### WHAT TO DO:
In the material below, list every line carrying the string "marker".

### SUPPLIED DATA:
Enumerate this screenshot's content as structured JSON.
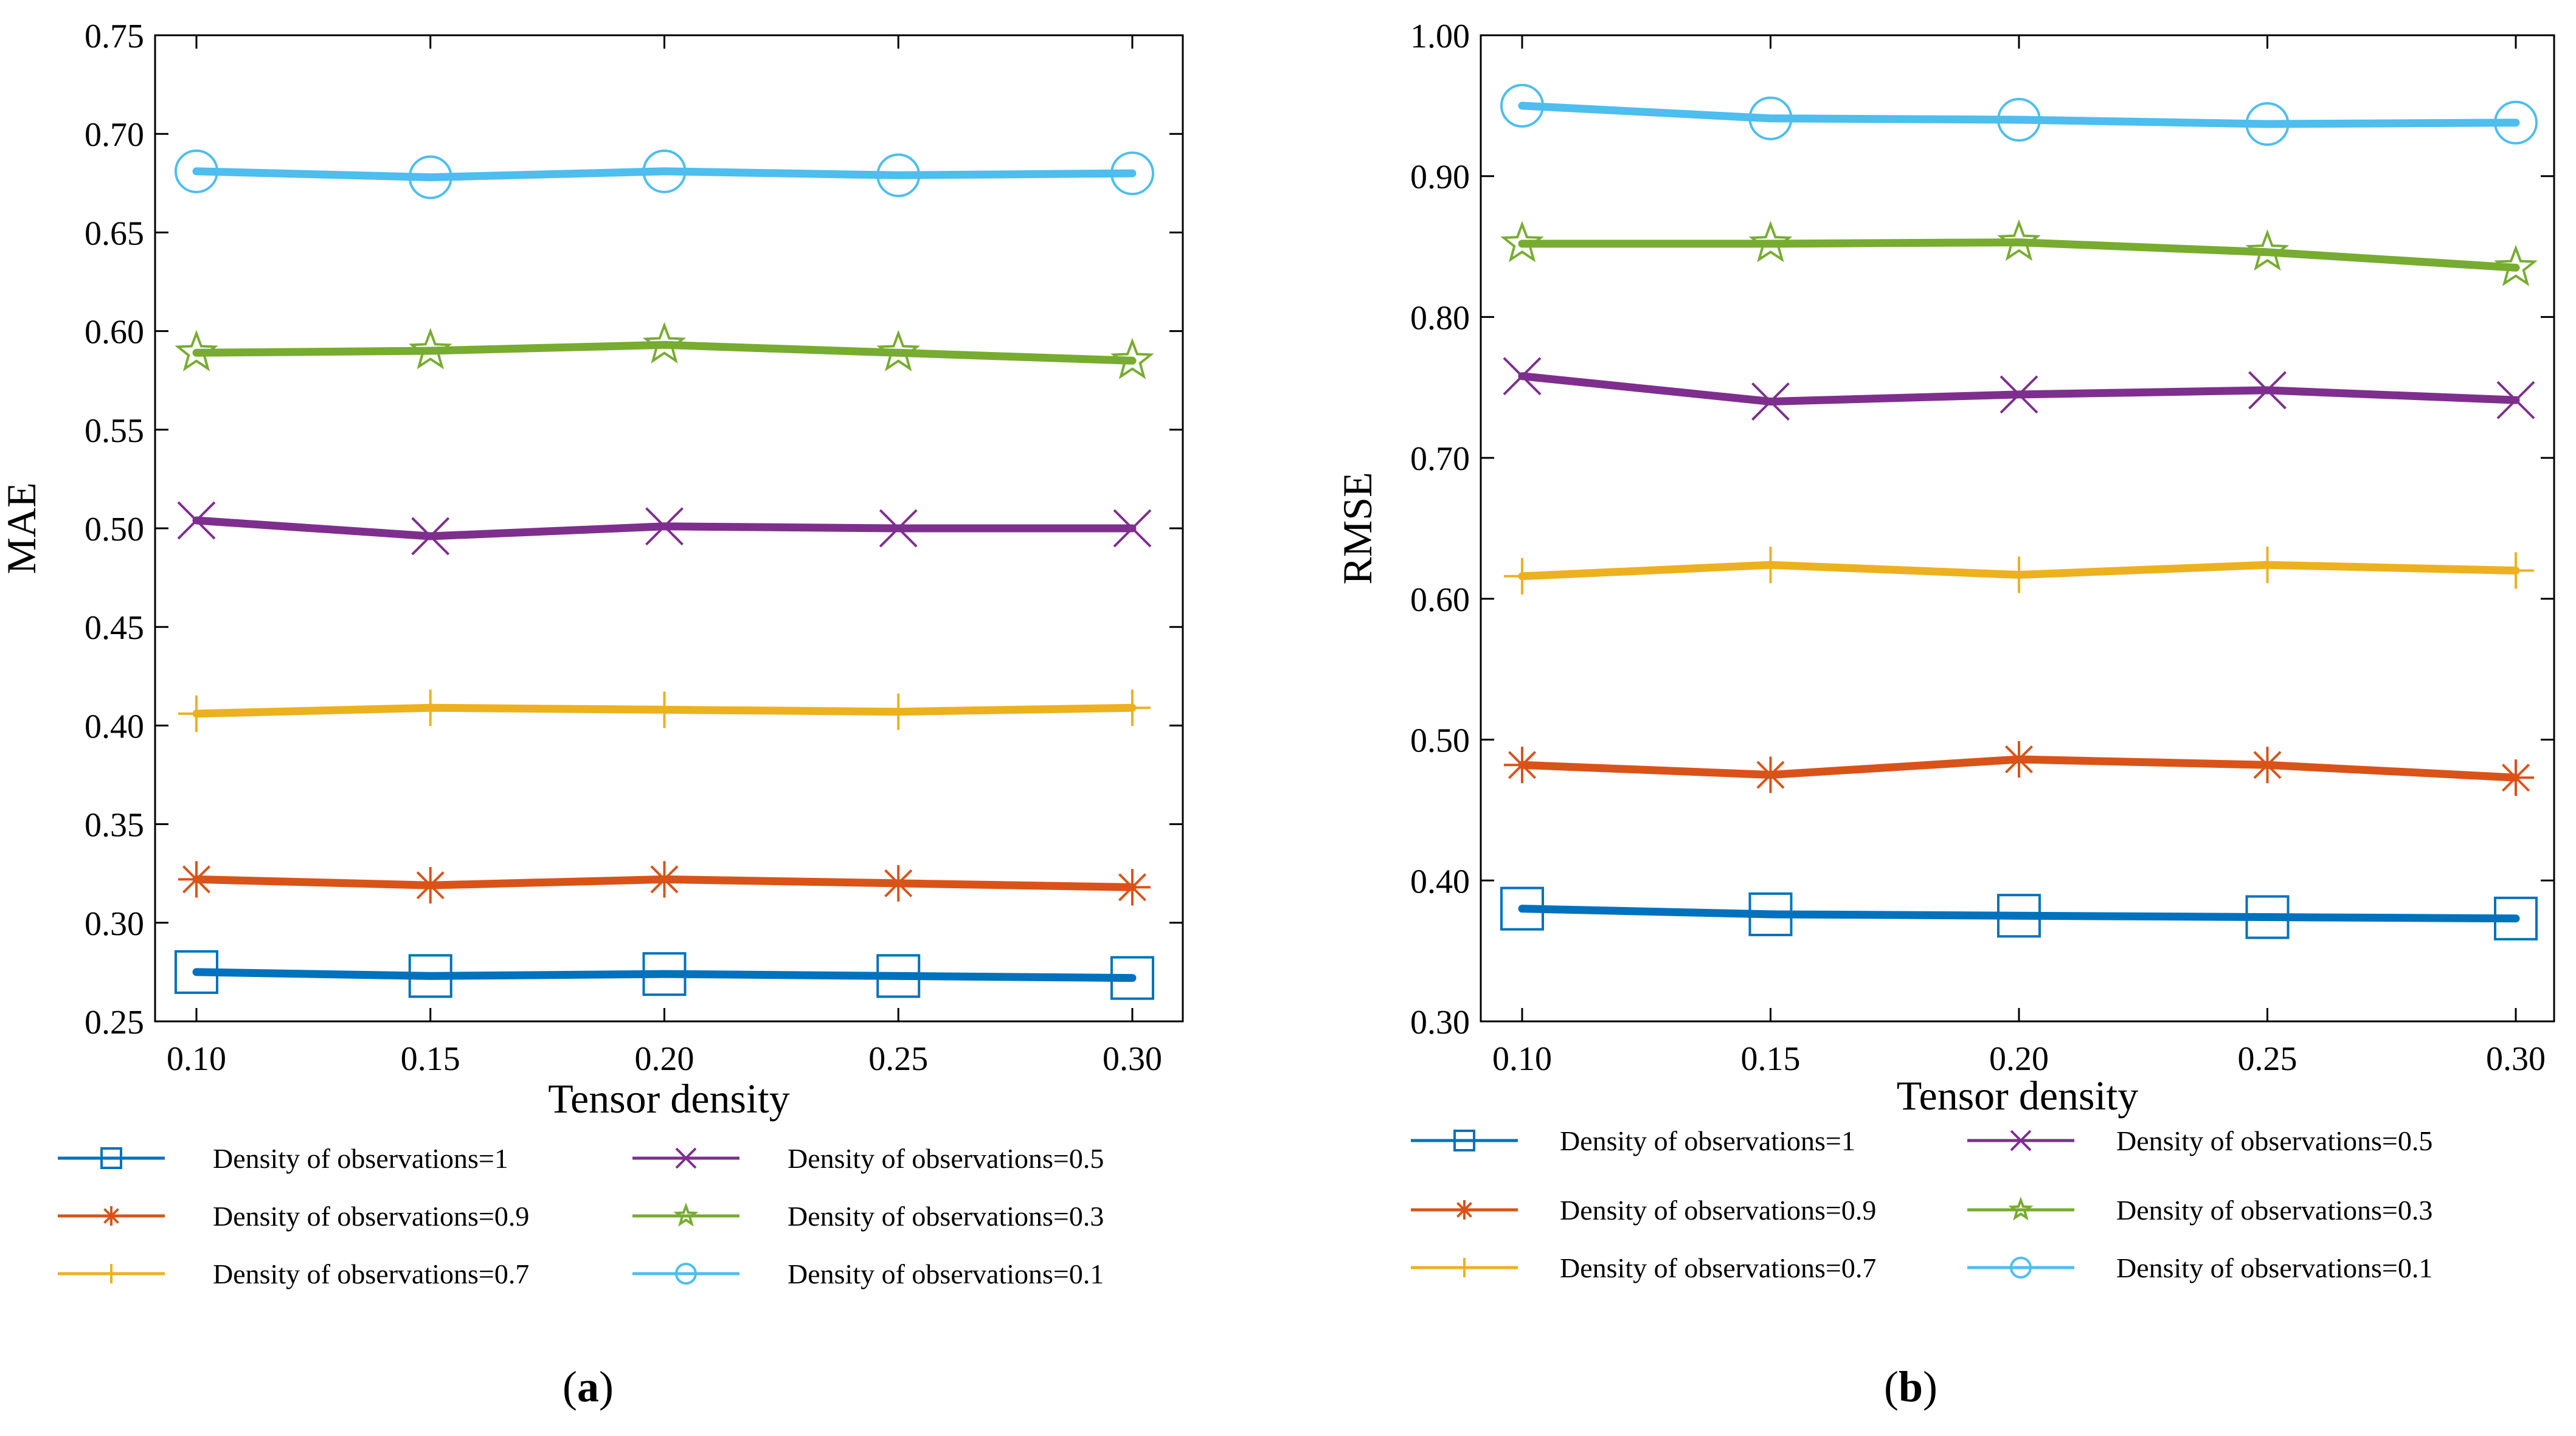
{
  "series_styles": [
    {
      "key": "obs1",
      "marker": "square",
      "color": "#0072BD"
    },
    {
      "key": "obs09",
      "marker": "asterisk",
      "color": "#D95319"
    },
    {
      "key": "obs07",
      "marker": "plus",
      "color": "#EDB120"
    },
    {
      "key": "obs05",
      "marker": "x",
      "color": "#7E2F8E"
    },
    {
      "key": "obs03",
      "marker": "star",
      "color": "#77AC30"
    },
    {
      "key": "obs01",
      "marker": "circle",
      "color": "#4DBEEE"
    }
  ],
  "chart_data": [
    {
      "type": "line",
      "panel_label": "a",
      "title": "",
      "xlabel": "Tensor density",
      "ylabel": "MAE",
      "x": [
        0.1,
        0.15,
        0.2,
        0.25,
        0.3
      ],
      "x_tick_labels": [
        "0.10",
        "0.15",
        "0.20",
        "0.25",
        "0.30"
      ],
      "xlim": [
        0.09,
        0.31
      ],
      "ylim": [
        0.25,
        0.75
      ],
      "y_ticks": [
        0.25,
        0.3,
        0.35,
        0.4,
        0.45,
        0.5,
        0.55,
        0.6,
        0.65,
        0.7,
        0.75
      ],
      "y_tick_labels": [
        "0.25",
        "0.30",
        "0.35",
        "0.40",
        "0.45",
        "0.50",
        "0.55",
        "0.60",
        "0.65",
        "0.70",
        "0.75"
      ],
      "grid": false,
      "series": [
        {
          "key": "obs1",
          "name": "Density of observations=1",
          "values": [
            0.275,
            0.273,
            0.274,
            0.273,
            0.272
          ]
        },
        {
          "key": "obs09",
          "name": "Density of observations=0.9",
          "values": [
            0.322,
            0.319,
            0.322,
            0.32,
            0.318
          ]
        },
        {
          "key": "obs07",
          "name": "Density of observations=0.7",
          "values": [
            0.406,
            0.409,
            0.408,
            0.407,
            0.409
          ]
        },
        {
          "key": "obs05",
          "name": "Density of observations=0.5",
          "values": [
            0.504,
            0.496,
            0.501,
            0.5,
            0.5
          ]
        },
        {
          "key": "obs03",
          "name": "Density of observations=0.3",
          "values": [
            0.589,
            0.59,
            0.593,
            0.589,
            0.585
          ]
        },
        {
          "key": "obs01",
          "name": "Density of observations=0.1",
          "values": [
            0.681,
            0.678,
            0.681,
            0.679,
            0.68
          ]
        }
      ]
    },
    {
      "type": "line",
      "panel_label": "b",
      "title": "",
      "xlabel": "Tensor density",
      "ylabel": "RMSE",
      "x": [
        0.1,
        0.15,
        0.2,
        0.25,
        0.3
      ],
      "x_tick_labels": [
        "0.10",
        "0.15",
        "0.20",
        "0.25",
        "0.30"
      ],
      "xlim": [
        0.09,
        0.31
      ],
      "ylim": [
        0.3,
        1.0
      ],
      "y_ticks": [
        0.3,
        0.4,
        0.5,
        0.6,
        0.7,
        0.8,
        0.9,
        1.0
      ],
      "y_tick_labels": [
        "0.30",
        "0.40",
        "0.50",
        "0.60",
        "0.70",
        "0.80",
        "0.90",
        "1.00"
      ],
      "grid": false,
      "series": [
        {
          "key": "obs1",
          "name": "Density of observations=1",
          "values": [
            0.38,
            0.376,
            0.375,
            0.374,
            0.373
          ]
        },
        {
          "key": "obs09",
          "name": "Density of observations=0.9",
          "values": [
            0.482,
            0.475,
            0.486,
            0.482,
            0.473
          ]
        },
        {
          "key": "obs07",
          "name": "Density of observations=0.7",
          "values": [
            0.616,
            0.624,
            0.617,
            0.624,
            0.62
          ]
        },
        {
          "key": "obs05",
          "name": "Density of observations=0.5",
          "values": [
            0.758,
            0.74,
            0.745,
            0.748,
            0.741
          ]
        },
        {
          "key": "obs03",
          "name": "Density of observations=0.3",
          "values": [
            0.852,
            0.852,
            0.853,
            0.846,
            0.835
          ]
        },
        {
          "key": "obs01",
          "name": "Density of observations=0.1",
          "values": [
            0.95,
            0.941,
            0.94,
            0.937,
            0.938
          ]
        }
      ]
    }
  ]
}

### TASK ANSWER:
      "marker": "square",
      "marker": "asterisk",
      "marker": "plus",
      "marker": "x",
      "marker": "star",
      "marker": "circle",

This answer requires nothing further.